Prompt: Check each line of the records below and collect those that include the word "dopravní".
****************
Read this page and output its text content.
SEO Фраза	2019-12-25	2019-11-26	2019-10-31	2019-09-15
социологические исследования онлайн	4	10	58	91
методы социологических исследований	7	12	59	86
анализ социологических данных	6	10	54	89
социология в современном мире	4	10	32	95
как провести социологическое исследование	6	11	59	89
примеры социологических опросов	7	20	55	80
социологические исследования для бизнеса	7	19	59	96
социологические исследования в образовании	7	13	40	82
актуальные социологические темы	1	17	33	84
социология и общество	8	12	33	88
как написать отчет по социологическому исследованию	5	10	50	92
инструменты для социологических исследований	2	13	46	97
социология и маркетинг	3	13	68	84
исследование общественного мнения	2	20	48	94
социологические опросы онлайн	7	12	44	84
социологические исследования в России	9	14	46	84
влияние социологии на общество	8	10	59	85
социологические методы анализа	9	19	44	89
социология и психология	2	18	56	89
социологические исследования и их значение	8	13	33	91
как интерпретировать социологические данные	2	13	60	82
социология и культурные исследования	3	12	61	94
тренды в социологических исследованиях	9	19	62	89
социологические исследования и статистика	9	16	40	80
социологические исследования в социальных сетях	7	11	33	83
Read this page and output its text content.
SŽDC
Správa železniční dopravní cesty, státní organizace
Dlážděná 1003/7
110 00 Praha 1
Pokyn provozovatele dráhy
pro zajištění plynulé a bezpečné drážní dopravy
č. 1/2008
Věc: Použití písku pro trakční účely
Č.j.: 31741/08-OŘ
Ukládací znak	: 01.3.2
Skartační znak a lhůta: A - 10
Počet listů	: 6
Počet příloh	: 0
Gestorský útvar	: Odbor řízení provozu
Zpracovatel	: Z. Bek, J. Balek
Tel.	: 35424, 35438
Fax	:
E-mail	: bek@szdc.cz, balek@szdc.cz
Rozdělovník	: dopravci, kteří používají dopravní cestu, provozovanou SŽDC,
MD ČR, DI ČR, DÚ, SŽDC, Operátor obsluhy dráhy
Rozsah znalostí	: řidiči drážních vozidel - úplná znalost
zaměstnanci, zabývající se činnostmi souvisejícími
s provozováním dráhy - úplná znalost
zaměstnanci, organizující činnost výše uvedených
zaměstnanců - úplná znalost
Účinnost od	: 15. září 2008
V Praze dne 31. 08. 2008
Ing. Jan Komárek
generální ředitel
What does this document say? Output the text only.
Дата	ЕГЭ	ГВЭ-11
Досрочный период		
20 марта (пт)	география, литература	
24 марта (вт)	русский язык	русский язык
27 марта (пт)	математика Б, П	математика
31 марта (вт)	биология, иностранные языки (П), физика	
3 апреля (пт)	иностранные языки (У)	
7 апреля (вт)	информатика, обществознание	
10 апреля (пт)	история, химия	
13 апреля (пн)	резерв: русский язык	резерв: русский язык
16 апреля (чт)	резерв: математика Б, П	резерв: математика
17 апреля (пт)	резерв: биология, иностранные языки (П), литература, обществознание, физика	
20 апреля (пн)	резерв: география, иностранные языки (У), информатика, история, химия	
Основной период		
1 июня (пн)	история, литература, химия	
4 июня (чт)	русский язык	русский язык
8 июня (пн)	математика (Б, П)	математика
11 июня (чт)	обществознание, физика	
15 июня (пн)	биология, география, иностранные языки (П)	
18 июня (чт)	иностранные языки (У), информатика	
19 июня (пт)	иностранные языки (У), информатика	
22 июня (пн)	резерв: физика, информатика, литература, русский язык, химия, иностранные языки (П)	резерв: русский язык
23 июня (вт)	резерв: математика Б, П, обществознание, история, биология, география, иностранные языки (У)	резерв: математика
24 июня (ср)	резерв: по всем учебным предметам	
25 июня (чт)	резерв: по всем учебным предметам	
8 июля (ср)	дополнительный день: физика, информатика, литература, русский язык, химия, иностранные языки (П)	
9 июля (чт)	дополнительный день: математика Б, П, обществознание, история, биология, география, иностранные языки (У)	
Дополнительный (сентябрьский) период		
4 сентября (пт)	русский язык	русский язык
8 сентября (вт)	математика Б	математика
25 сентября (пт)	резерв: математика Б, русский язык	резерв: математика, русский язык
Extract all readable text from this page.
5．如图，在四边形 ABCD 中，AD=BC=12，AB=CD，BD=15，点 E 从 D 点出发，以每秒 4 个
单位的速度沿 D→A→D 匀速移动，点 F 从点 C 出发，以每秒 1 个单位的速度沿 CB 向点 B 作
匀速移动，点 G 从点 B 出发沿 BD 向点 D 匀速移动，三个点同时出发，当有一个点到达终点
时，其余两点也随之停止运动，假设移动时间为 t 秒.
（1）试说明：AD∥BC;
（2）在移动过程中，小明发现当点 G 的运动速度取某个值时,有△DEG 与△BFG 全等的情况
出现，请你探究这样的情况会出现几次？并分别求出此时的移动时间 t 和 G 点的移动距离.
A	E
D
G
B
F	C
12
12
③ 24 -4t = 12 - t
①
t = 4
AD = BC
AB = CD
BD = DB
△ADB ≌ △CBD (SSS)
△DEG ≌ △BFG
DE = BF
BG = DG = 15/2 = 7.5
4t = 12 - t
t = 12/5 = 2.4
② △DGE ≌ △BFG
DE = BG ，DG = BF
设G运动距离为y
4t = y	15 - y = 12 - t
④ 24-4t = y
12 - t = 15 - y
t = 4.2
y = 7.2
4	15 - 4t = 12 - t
****************
Full solution:
Správa železniční dopravní cesty, státní organizace
Rozdělovník	: dopravci, kteří používají dopravní cestu, provozovanou SŽDC,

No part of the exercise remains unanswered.